Problem to solve: Return a copy of every line in the records that includes the word "Fern".

Given data:
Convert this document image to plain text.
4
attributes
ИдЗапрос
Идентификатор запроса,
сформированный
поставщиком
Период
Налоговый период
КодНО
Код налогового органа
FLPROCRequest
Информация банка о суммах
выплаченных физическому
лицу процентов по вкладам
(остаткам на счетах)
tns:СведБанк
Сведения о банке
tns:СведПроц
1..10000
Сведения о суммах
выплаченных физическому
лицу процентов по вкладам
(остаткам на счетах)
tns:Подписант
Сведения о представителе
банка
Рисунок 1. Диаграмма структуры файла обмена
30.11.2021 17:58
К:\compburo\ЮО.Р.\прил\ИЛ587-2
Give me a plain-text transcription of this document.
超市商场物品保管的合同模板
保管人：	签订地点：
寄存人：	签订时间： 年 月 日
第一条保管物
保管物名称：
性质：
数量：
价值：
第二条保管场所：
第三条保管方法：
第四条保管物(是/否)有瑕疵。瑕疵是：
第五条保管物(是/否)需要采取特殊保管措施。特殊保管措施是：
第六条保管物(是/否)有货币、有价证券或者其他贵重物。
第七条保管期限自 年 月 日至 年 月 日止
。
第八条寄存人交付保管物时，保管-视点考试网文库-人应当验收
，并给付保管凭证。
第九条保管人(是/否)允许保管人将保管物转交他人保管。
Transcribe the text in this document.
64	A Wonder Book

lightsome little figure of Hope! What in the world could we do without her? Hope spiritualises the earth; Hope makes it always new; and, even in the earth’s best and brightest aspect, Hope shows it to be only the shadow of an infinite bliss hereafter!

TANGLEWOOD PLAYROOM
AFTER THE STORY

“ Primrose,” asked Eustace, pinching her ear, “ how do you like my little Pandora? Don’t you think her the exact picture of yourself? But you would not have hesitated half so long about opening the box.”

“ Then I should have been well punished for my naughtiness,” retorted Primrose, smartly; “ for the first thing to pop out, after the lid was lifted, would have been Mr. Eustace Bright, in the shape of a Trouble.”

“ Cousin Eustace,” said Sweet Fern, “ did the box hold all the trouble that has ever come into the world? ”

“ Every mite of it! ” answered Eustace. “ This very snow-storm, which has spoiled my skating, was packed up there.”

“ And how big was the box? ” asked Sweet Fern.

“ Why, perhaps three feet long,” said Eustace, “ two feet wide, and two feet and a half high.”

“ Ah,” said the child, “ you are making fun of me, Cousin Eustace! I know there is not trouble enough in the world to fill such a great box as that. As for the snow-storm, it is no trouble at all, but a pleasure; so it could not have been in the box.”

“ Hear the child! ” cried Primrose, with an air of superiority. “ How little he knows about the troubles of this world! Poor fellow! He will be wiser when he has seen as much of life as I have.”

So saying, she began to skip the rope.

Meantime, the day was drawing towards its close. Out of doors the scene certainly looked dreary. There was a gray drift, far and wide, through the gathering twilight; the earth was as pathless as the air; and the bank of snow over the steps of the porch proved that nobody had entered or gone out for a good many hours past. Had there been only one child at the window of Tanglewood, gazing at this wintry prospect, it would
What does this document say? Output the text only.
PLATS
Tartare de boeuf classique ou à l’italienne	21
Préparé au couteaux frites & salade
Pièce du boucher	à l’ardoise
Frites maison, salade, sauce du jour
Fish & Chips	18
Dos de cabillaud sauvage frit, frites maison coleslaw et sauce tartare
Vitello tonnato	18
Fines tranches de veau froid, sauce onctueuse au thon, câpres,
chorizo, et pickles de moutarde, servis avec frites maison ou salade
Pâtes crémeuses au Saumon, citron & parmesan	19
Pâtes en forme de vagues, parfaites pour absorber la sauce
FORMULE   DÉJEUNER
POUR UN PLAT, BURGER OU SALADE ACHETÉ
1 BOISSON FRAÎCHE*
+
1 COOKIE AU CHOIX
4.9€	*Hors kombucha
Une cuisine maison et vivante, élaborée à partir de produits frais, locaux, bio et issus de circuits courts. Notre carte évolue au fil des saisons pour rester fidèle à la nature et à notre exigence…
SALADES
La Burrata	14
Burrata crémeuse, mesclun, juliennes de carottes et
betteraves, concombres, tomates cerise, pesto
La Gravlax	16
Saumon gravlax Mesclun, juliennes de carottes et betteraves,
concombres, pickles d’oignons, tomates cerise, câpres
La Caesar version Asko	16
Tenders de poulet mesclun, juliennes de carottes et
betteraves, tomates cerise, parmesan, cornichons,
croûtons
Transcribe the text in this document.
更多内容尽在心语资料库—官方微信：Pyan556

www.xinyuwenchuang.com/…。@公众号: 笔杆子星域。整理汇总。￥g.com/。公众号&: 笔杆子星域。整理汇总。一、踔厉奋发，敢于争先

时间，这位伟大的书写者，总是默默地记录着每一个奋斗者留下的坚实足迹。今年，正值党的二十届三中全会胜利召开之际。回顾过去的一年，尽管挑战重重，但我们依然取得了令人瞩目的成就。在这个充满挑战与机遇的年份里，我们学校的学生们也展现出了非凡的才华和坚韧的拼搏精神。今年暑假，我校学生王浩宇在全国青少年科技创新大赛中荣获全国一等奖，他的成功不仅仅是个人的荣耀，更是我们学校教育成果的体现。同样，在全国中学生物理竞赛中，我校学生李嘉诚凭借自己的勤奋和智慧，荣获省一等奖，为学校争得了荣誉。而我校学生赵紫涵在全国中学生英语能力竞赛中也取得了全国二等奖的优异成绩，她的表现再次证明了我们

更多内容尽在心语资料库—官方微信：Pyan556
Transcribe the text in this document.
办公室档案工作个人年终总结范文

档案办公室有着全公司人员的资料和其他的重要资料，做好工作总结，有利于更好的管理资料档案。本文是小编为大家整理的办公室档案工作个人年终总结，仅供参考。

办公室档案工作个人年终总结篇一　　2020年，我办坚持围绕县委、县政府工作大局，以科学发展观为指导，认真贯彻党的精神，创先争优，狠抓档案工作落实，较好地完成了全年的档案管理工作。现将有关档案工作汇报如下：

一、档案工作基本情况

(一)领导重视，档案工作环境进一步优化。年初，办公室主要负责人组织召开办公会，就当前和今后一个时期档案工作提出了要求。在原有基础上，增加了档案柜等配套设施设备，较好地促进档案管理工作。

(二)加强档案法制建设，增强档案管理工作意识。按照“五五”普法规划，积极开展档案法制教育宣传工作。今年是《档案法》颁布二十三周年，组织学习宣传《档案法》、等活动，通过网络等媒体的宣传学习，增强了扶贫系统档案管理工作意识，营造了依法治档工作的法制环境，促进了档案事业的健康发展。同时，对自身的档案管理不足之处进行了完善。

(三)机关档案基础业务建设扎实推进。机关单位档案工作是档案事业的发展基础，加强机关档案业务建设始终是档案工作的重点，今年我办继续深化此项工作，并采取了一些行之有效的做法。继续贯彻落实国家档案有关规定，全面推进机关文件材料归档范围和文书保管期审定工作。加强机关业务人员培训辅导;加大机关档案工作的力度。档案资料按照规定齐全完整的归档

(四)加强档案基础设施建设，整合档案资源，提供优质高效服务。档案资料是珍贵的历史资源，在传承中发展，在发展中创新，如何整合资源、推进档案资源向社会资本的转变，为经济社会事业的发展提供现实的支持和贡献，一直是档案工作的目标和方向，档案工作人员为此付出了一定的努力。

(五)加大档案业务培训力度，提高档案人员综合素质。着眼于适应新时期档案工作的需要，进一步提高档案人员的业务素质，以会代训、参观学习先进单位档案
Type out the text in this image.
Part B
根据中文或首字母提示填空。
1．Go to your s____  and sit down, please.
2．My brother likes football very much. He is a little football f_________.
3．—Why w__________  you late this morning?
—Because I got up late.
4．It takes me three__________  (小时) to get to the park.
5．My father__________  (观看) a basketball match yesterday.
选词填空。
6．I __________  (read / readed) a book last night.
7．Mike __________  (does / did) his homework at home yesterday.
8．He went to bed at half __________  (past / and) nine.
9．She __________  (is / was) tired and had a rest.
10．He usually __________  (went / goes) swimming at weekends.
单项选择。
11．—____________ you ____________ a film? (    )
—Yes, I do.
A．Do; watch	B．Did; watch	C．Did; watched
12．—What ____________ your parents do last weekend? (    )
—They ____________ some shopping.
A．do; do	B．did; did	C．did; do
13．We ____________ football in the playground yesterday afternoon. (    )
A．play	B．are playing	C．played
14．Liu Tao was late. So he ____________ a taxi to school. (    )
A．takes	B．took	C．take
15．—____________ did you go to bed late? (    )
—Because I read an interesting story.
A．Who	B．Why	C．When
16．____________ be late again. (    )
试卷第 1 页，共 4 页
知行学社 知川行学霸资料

Output for this exercise:
“ Cousin Eustace,” said Sweet Fern, “ did the box hold all the trouble that has ever come into the world? ”
“ And how big was the box? ” asked Sweet Fern.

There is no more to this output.